— DATA FOR THIS TASK —
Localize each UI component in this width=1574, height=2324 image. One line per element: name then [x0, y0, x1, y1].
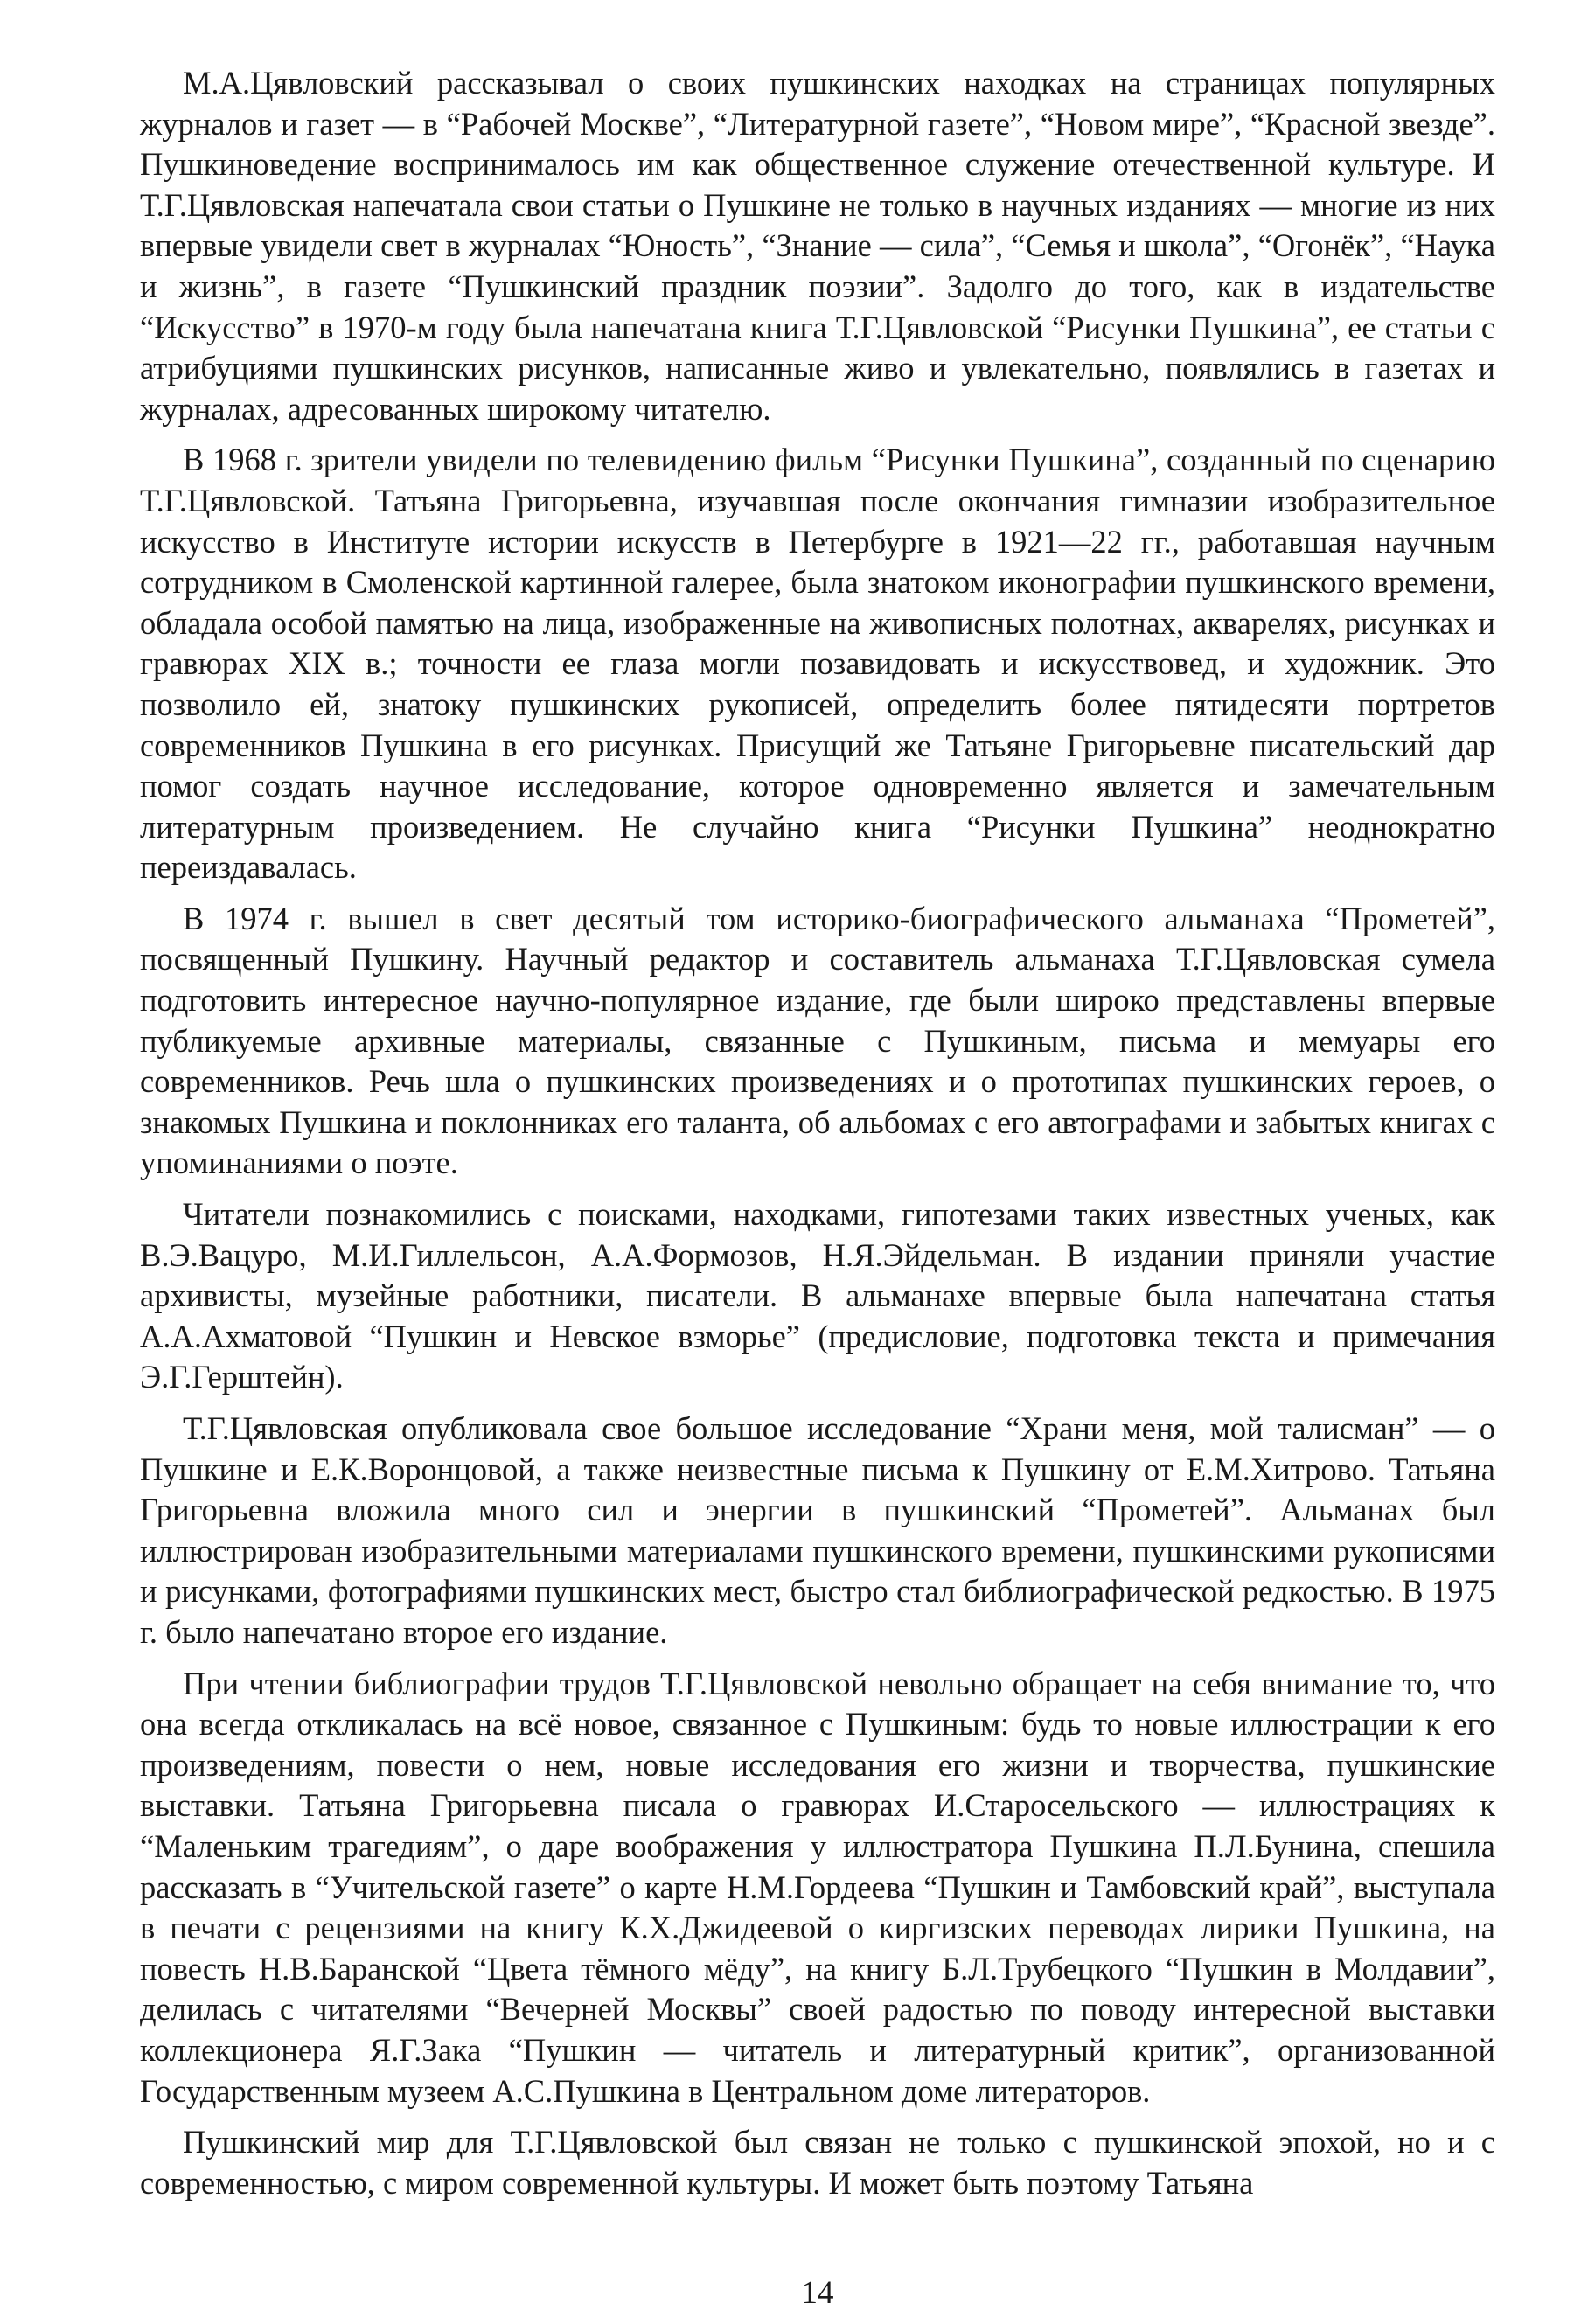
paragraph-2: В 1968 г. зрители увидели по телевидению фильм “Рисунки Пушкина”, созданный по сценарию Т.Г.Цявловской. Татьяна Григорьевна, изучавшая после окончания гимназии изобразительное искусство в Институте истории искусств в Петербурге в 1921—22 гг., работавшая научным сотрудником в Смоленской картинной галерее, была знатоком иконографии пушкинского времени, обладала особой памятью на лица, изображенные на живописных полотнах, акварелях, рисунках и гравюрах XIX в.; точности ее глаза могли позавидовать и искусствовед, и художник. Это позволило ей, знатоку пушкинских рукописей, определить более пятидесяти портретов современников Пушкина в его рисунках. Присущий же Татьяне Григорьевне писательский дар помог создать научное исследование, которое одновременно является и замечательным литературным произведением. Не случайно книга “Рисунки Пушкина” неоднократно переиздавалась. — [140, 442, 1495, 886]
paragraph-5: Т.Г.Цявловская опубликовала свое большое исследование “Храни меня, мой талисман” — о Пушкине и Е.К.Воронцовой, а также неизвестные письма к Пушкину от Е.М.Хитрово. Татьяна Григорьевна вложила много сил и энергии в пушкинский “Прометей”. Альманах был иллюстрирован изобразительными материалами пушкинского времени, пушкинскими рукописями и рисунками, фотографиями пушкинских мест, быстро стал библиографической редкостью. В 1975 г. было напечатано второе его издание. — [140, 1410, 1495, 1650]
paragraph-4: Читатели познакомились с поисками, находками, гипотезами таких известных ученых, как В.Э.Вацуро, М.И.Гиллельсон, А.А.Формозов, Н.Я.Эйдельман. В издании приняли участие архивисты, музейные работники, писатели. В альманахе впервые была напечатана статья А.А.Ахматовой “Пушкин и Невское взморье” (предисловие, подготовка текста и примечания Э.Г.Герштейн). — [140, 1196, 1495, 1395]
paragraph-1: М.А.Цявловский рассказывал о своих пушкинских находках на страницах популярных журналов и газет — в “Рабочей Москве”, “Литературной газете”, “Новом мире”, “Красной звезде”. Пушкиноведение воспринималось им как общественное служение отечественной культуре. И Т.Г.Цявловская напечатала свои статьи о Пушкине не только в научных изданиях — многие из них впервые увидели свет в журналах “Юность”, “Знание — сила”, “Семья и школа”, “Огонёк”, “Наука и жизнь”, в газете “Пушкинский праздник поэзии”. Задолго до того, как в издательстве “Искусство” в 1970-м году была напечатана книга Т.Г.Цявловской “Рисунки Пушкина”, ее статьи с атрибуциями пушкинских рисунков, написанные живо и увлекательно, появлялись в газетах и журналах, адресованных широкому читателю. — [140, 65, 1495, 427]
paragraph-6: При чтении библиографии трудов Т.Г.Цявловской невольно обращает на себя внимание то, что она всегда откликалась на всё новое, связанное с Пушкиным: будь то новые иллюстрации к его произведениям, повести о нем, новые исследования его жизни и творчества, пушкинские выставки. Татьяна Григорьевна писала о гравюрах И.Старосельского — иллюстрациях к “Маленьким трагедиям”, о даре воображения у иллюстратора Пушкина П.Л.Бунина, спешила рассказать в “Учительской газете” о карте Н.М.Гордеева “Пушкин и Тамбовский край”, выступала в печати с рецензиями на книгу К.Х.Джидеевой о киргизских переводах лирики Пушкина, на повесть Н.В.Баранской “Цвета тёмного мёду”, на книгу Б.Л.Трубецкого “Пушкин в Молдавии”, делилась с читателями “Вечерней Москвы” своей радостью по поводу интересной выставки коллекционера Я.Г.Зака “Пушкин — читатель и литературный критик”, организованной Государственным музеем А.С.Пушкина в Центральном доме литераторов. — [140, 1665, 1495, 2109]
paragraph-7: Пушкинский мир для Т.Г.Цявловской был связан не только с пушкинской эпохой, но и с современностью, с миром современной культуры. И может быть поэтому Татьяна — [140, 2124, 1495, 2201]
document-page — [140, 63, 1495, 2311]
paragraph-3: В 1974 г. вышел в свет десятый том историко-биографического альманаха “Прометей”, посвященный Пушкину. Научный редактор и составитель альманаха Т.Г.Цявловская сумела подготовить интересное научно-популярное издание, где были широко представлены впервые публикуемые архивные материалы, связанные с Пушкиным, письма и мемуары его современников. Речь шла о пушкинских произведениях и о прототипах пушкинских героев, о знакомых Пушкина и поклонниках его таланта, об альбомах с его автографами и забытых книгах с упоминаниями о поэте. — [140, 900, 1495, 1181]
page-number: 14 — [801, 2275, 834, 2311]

— EXERCISE BRIEF —
Reproduce verbatim everything from the line containing "paragraph-2: В 1968" down to the line containing "paragraph-4: Читатели познакомились", both included.

— CORRECT RESULT —
paragraph-2: В 1968 г. зрители увидели по телевидению фильм “Рисунки Пушкина”, созданный по сценарию Т.Г.Цявловской. Татьяна Григорьевна, изучавшая после окончания гимназии изобразительное искусство в Институте истории искусств в Петербурге в 1921—22 гг., работавшая научным сотрудником в Смоленской картинной галерее, была знатоком иконографии пушкинского времени, обладала особой памятью на лица, изображенные на живописных полотнах, акварелях, рисунках и гравюрах XIX в.; точности ее глаза могли позавидовать и искусствовед, и художник. Это позволило ей, знатоку пушкинских рукописей, определить более пятидесяти портретов современников Пушкина в его рисунках. Присущий же Татьяне Григорьевне писательский дар помог создать научное исследование, которое одновременно является и замечательным литературным произведением. Не случайно книга “Рисунки Пушкина” неоднократно переиздавалась. — [140, 442, 1495, 886]
paragraph-5: Т.Г.Цявловская опубликовала свое большое исследование “Храни меня, мой талисман” — о Пушкине и Е.К.Воронцовой, а также неизвестные письма к Пушкину от Е.М.Хитрово. Татьяна Григорьевна вложила много сил и энергии в пушкинский “Прометей”. Альманах был иллюстрирован изобразительными материалами пушкинского времени, пушкинскими рукописями и рисунками, фотографиями пушкинских мест, быстро стал библиографической редкостью. В 1975 г. было напечатано второе его издание. — [140, 1410, 1495, 1650]
paragraph-4: Читатели познакомились с поисками, находками, гипотезами таких известных ученых, как В.Э.Вацуро, М.И.Гиллельсон, А.А.Формозов, Н.Я.Эйдельман. В издании приняли участие архивисты, музейные работники, писатели. В альманахе впервые была напечатана статья А.А.Ахматовой “Пушкин и Невское взморье” (предисловие, подготовка текста и примечания Э.Г.Герштейн). — [140, 1196, 1495, 1395]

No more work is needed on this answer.